EXERCISE DESCRIPTION: Seek out every line containing the word "name", and copy each.
— start GIVEN ENTRIES —
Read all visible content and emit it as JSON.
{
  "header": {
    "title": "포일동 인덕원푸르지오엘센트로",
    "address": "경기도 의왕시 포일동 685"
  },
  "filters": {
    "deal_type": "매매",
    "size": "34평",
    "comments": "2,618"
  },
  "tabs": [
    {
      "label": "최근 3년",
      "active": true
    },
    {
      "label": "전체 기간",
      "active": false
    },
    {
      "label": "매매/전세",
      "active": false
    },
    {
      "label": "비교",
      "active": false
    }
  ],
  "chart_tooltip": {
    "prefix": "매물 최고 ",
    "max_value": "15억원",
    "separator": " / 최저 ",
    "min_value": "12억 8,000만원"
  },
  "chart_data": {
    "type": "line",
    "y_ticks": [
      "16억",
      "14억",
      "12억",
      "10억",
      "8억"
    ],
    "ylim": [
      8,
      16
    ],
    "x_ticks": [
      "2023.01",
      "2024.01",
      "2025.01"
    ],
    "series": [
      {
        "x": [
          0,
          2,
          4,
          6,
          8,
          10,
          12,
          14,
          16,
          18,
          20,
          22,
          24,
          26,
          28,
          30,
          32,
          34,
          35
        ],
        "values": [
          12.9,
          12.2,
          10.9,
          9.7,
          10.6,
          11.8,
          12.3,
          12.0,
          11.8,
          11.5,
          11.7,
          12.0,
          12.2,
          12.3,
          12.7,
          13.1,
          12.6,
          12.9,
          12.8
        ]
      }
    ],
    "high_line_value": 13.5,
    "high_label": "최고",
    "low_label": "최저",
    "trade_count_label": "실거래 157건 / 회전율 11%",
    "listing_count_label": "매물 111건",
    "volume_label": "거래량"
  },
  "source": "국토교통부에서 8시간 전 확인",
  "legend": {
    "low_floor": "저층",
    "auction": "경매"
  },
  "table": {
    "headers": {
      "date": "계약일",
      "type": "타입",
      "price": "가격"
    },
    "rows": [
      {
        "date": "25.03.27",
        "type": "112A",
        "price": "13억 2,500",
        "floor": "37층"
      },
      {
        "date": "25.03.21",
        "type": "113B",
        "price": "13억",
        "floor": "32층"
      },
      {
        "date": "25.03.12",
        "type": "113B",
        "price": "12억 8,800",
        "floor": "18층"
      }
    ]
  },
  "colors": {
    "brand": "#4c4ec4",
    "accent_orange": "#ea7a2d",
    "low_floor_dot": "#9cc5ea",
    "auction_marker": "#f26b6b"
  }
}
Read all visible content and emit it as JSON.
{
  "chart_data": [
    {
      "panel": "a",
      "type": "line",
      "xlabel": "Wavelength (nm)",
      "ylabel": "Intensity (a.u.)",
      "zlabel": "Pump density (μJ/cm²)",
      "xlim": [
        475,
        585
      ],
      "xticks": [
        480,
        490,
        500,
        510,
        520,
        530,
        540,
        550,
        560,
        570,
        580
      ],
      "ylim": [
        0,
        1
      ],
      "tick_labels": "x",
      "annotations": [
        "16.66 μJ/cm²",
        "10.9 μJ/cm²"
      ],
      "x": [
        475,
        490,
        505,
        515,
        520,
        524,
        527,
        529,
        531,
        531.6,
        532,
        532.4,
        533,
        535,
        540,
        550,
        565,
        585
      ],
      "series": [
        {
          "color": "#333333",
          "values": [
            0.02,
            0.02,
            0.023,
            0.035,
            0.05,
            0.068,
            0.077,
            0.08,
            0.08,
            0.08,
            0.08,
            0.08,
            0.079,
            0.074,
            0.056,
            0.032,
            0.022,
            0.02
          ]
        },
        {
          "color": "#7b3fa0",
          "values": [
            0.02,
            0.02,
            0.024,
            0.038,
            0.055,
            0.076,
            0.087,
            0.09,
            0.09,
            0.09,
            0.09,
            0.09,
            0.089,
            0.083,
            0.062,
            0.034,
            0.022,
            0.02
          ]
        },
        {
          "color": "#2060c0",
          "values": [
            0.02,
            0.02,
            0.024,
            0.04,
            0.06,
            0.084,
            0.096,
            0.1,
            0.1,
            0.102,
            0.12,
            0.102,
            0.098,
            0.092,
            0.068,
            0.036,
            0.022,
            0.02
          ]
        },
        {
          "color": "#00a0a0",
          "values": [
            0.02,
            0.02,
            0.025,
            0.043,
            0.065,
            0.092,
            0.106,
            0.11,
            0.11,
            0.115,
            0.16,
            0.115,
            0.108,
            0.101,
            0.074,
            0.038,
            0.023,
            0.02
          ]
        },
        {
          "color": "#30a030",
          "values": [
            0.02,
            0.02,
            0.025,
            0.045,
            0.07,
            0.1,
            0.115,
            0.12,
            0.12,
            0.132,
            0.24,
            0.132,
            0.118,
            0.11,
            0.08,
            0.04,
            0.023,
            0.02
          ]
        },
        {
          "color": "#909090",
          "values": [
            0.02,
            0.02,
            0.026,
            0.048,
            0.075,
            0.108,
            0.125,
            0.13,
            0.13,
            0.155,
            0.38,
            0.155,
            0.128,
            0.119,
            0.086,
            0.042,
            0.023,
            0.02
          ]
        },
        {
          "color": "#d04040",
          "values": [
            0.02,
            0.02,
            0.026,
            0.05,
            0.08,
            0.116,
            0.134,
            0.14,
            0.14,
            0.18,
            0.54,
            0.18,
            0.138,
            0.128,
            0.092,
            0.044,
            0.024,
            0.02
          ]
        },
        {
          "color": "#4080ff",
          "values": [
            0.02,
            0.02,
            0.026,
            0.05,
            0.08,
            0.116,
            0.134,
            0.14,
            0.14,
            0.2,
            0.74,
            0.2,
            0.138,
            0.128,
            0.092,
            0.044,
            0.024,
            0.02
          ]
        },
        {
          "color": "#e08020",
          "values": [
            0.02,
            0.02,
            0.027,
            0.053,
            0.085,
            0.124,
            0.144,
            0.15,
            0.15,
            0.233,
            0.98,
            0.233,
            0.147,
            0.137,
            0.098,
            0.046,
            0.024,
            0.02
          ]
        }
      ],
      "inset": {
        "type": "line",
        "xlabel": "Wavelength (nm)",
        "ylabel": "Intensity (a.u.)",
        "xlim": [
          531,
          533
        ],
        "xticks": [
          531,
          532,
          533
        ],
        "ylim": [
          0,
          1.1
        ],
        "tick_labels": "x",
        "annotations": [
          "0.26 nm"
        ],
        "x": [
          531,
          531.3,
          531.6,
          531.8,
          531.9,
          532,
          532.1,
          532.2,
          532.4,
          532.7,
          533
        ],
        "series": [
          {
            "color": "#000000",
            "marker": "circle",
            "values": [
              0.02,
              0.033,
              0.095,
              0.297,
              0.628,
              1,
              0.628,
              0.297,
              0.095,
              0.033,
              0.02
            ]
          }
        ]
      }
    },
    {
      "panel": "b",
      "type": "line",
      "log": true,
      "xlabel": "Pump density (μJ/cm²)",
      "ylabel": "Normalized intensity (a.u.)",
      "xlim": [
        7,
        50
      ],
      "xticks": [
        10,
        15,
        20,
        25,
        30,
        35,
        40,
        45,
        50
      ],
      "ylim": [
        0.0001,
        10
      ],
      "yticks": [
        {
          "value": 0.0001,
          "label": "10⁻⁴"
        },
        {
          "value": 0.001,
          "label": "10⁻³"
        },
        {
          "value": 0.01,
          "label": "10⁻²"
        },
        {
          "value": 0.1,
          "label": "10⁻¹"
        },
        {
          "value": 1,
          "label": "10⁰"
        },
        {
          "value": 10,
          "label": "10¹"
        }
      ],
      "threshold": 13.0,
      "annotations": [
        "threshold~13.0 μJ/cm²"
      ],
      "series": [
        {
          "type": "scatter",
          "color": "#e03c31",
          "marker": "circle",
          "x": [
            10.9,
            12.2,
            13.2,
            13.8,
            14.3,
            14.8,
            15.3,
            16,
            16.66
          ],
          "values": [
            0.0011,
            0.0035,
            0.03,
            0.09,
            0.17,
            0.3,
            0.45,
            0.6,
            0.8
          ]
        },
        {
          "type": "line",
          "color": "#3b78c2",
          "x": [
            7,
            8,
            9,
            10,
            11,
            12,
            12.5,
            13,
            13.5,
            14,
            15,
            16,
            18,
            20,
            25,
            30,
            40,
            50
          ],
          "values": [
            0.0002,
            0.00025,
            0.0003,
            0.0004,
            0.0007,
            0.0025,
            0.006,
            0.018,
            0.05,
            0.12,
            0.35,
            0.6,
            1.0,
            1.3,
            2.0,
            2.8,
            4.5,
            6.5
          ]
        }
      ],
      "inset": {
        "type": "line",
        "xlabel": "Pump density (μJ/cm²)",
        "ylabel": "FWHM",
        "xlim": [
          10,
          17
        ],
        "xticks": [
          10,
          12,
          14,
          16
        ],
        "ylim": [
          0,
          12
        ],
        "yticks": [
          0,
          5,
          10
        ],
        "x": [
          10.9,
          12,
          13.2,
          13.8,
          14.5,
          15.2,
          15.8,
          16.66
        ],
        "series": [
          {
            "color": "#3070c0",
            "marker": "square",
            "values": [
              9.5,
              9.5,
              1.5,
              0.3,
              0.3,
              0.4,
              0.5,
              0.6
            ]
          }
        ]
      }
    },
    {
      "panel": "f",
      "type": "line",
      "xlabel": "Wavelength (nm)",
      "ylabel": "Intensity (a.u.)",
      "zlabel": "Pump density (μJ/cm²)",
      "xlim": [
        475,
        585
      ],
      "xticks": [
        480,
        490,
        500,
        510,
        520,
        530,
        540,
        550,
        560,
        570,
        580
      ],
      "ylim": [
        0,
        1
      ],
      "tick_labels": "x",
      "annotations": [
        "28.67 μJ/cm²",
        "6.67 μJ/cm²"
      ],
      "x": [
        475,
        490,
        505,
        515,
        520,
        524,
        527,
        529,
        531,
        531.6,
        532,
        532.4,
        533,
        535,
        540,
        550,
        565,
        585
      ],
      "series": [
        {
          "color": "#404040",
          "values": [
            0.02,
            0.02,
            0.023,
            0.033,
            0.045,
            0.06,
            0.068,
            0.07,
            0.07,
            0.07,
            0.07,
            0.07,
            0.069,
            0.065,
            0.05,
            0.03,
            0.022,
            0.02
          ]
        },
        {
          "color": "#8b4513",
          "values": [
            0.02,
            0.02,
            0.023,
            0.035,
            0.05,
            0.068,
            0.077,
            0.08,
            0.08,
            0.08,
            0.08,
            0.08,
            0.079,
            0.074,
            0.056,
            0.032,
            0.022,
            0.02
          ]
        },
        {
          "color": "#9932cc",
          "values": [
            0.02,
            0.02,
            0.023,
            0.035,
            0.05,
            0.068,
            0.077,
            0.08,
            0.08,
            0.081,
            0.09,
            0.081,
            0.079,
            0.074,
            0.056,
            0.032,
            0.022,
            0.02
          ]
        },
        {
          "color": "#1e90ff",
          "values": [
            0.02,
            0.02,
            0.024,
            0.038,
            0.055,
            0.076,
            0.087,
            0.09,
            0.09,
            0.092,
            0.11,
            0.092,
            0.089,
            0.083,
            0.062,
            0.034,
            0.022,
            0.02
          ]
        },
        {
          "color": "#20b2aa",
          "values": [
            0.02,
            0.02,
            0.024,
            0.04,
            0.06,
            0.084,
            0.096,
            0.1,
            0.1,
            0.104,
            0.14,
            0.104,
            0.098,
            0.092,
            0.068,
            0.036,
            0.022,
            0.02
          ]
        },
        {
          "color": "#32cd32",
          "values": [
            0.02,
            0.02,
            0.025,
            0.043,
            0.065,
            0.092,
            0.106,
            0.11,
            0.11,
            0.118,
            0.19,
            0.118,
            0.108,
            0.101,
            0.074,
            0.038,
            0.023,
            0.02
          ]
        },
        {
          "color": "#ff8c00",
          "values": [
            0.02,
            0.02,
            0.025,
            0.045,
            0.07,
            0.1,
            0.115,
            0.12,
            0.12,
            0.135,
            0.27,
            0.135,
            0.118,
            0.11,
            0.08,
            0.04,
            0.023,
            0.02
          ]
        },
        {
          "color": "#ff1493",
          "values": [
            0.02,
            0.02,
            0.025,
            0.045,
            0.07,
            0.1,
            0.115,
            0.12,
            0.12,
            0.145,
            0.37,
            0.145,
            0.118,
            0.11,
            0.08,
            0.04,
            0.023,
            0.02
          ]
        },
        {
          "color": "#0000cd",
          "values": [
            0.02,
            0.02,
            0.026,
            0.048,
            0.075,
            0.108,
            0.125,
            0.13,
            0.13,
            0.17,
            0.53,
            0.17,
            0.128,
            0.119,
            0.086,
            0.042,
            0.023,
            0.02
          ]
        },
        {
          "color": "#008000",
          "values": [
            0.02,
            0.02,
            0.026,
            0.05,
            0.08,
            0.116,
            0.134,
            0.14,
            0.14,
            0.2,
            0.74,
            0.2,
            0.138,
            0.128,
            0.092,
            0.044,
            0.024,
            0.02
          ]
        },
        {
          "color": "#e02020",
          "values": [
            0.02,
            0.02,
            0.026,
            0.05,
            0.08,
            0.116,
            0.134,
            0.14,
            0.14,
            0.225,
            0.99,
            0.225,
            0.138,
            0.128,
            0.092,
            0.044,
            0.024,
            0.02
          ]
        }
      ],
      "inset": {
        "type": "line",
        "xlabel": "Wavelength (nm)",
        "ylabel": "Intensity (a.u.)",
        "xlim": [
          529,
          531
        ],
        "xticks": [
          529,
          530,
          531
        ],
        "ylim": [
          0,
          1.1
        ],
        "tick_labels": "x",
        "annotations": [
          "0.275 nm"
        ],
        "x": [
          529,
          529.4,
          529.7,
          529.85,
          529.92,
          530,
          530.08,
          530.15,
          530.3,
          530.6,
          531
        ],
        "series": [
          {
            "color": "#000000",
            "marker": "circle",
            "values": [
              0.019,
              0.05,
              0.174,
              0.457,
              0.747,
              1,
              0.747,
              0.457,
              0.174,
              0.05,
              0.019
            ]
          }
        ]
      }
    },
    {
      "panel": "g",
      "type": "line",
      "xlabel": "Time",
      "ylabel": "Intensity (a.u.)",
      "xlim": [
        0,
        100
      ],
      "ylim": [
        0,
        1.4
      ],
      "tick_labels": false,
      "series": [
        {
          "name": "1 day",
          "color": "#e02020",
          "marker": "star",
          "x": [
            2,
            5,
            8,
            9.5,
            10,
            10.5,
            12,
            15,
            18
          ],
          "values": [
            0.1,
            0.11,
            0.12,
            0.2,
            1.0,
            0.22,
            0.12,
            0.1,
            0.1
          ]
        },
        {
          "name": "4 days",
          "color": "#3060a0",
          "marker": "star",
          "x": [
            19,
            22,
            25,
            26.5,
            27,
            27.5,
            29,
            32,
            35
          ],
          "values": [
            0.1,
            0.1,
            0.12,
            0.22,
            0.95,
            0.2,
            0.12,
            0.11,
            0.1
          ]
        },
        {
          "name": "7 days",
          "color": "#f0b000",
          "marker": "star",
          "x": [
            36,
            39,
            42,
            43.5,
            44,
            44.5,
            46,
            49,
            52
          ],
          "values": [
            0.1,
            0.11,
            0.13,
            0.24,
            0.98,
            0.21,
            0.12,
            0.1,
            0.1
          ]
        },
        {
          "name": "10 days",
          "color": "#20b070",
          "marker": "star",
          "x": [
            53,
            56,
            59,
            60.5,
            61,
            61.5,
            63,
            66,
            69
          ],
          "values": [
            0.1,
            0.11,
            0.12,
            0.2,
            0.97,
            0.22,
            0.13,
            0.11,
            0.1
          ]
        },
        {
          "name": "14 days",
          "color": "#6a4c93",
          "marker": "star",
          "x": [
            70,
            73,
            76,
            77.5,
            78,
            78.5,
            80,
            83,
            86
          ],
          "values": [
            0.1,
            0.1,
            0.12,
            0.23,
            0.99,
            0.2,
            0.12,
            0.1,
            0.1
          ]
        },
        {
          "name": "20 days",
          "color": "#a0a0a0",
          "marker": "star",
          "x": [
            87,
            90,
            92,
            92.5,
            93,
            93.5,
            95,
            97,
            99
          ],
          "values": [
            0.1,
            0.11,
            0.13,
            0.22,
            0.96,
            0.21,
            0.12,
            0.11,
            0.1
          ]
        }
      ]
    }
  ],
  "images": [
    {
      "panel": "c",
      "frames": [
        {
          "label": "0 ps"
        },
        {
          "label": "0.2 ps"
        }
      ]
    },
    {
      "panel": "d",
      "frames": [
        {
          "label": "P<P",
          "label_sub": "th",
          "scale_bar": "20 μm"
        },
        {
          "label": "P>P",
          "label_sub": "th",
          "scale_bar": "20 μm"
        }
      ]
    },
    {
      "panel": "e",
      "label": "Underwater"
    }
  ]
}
— end GIVEN ENTRIES —
RESULT OF THIS EXERCISE:
          "name": "1 day",
          "name": "4 days",
          "name": "7 days",
          "name": "10 days",
          "name": "14 days",
          "name": "20 days",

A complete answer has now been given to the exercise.